To be done: Your task is to write out the complete listing exactly as it is shown.

---- Given records

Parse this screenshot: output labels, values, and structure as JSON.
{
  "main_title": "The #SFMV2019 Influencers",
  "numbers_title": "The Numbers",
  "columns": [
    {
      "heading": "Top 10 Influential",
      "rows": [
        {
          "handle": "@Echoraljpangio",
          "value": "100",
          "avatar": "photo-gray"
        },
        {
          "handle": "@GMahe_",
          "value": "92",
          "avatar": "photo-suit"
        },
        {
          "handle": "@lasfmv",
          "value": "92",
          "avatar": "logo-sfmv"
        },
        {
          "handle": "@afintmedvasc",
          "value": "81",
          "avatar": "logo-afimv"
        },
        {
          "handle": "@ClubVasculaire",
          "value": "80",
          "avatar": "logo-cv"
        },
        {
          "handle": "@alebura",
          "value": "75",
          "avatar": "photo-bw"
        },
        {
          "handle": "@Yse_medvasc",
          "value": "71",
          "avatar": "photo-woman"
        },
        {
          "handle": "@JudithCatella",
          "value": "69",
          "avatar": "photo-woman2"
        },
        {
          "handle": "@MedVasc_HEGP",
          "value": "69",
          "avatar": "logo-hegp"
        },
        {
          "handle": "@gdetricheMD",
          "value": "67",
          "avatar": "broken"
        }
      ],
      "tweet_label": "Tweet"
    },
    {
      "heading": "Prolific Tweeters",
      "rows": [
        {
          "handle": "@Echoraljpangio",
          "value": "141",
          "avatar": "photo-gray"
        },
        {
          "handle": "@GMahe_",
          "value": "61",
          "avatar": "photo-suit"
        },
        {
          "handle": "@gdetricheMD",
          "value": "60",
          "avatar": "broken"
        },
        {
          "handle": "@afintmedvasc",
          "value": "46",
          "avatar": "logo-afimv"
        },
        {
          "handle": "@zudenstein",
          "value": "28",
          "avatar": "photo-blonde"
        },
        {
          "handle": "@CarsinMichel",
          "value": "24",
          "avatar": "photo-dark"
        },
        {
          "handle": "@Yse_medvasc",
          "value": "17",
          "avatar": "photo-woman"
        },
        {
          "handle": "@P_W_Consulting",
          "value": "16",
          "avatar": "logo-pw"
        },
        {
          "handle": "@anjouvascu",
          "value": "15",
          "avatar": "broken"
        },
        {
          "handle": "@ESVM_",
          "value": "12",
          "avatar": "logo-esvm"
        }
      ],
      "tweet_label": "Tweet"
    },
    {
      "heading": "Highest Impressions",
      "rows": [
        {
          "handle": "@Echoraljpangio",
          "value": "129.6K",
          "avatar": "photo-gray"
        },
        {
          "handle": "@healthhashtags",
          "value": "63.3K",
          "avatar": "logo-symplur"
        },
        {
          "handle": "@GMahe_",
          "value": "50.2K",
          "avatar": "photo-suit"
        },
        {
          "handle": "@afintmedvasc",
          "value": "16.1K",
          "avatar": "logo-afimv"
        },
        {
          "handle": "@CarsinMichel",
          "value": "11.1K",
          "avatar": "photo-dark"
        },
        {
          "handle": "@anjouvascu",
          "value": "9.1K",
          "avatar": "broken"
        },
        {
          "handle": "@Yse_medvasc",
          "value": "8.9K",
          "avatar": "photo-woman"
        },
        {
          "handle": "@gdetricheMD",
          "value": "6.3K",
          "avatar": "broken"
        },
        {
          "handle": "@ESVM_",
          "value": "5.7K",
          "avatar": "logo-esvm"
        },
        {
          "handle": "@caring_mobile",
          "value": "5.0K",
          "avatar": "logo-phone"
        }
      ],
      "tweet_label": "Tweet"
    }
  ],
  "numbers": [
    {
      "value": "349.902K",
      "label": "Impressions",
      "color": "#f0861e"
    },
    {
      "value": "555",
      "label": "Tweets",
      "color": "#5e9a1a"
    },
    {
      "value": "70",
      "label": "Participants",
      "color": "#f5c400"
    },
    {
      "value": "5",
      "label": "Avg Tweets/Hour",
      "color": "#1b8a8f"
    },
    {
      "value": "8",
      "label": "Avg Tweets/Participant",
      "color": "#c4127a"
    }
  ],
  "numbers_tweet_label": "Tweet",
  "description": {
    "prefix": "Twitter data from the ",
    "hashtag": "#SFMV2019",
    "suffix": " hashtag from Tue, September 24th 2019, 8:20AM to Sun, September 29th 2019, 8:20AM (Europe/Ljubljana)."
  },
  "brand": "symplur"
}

--------

Output for this exercise:
Parse this screenshot: output labels, values, and structure as JSON.
{
  "main_title": "The #SFMV2019 Influencers",
  "numbers_title": "The Numbers",
  "columns": [
    {
      "heading": "Top 10 Influential",
      "rows": [
        {
          "handle": "@Echoraljpangio",
          "value": "100",
          "avatar": "photo-gray"
        },
        {
          "handle": "@GMahe_",
          "value": "92",
          "avatar": "photo-suit"
        },
        {
          "handle": "@lasfmv",
          "value": "92",
          "avatar": "logo-sfmv"
        },
        {
          "handle": "@afintmedvasc",
          "value": "81",
          "avatar": "logo-afimv"
        },
        {
          "handle": "@ClubVasculaire",
          "value": "80",
          "avatar": "logo-cv"
        },
        {
          "handle": "@alebura",
          "value": "75",
          "avatar": "photo-bw"
        },
        {
          "handle": "@Yse_medvasc",
          "value": "71",
          "avatar": "photo-woman"
        },
        {
          "handle": "@JudithCatella",
          "value": "69",
          "avatar": "photo-woman2"
        },
        {
          "handle": "@MedVasc_HEGP",
          "value": "69",
          "avatar": "logo-hegp"
        },
        {
          "handle": "@gdetricheMD",
          "value": "67",
          "avatar": "broken"
        }
      ],
      "tweet_label": "Tweet"
    },
    {
      "heading": "Prolific Tweeters",
      "rows": [
        {
          "handle": "@Echoraljpangio",
          "value": "141",
          "avatar": "photo-gray"
        },
        {
          "handle": "@GMahe_",
          "value": "61",
          "avatar": "photo-suit"
        },
        {
          "handle": "@gdetricheMD",
          "value": "60",
          "avatar": "broken"
        },
        {
          "handle": "@afintmedvasc",
          "value": "46",
          "avatar": "logo-afimv"
        },
        {
          "handle": "@zudenstein",
          "value": "28",
          "avatar": "photo-blonde"
        },
        {
          "handle": "@CarsinMichel",
          "value": "24",
          "avatar": "photo-dark"
        },
        {
          "handle": "@Yse_medvasc",
          "value": "17",
          "avatar": "photo-woman"
        },
        {
          "handle": "@P_W_Consulting",
          "value": "16",
          "avatar": "logo-pw"
        },
        {
          "handle": "@anjouvascu",
          "value": "15",
          "avatar": "broken"
        },
        {
          "handle": "@ESVM_",
          "value": "12",
          "avatar": "logo-esvm"
        }
      ],
      "tweet_label": "Tweet"
    },
    {
      "heading": "Highest Impressions",
      "rows": [
        {
          "handle": "@Echoraljpangio",
          "value": "129.6K",
          "avatar": "photo-gray"
        },
        {
          "handle": "@healthhashtags",
          "value": "63.3K",
          "avatar": "logo-symplur"
        },
        {
          "handle": "@GMahe_",
          "value": "50.2K",
          "avatar": "photo-suit"
        },
        {
          "handle": "@afintmedvasc",
          "value": "16.1K",
          "avatar": "logo-afimv"
        },
        {
          "handle": "@CarsinMichel",
          "value": "11.1K",
          "avatar": "photo-dark"
        },
        {
          "handle": "@anjouvascu",
          "value": "9.1K",
          "avatar": "broken"
        },
        {
          "handle": "@Yse_medvasc",
          "value": "8.9K",
          "avatar": "photo-woman"
        },
        {
          "handle": "@gdetricheMD",
          "value": "6.3K",
          "avatar": "broken"
        },
        {
          "handle": "@ESVM_",
          "value": "5.7K",
          "avatar": "logo-esvm"
        },
        {
          "handle": "@caring_mobile",
          "value": "5.0K",
          "avatar": "logo-phone"
        }
      ],
      "tweet_label": "Tweet"
    }
  ],
  "numbers": [
    {
      "value": "349.902K",
      "label": "Impressions",
      "color": "#f0861e"
    },
    {
      "value": "555",
      "label": "Tweets",
      "color": "#5e9a1a"
    },
    {
      "value": "70",
      "label": "Participants",
      "color": "#f5c400"
    },
    {
      "value": "5",
      "label": "Avg Tweets/Hour",
      "color": "#1b8a8f"
    },
    {
      "value": "8",
      "label": "Avg Tweets/Participant",
      "color": "#c4127a"
    }
  ],
  "numbers_tweet_label": "Tweet",
  "description": {
    "prefix": "Twitter data from the ",
    "hashtag": "#SFMV2019",
    "suffix": " hashtag from Tue, September 24th 2019, 8:20AM to Sun, September 29th 2019, 8:20AM (Europe/Ljubljana)."
  },
  "brand": "symplur"
}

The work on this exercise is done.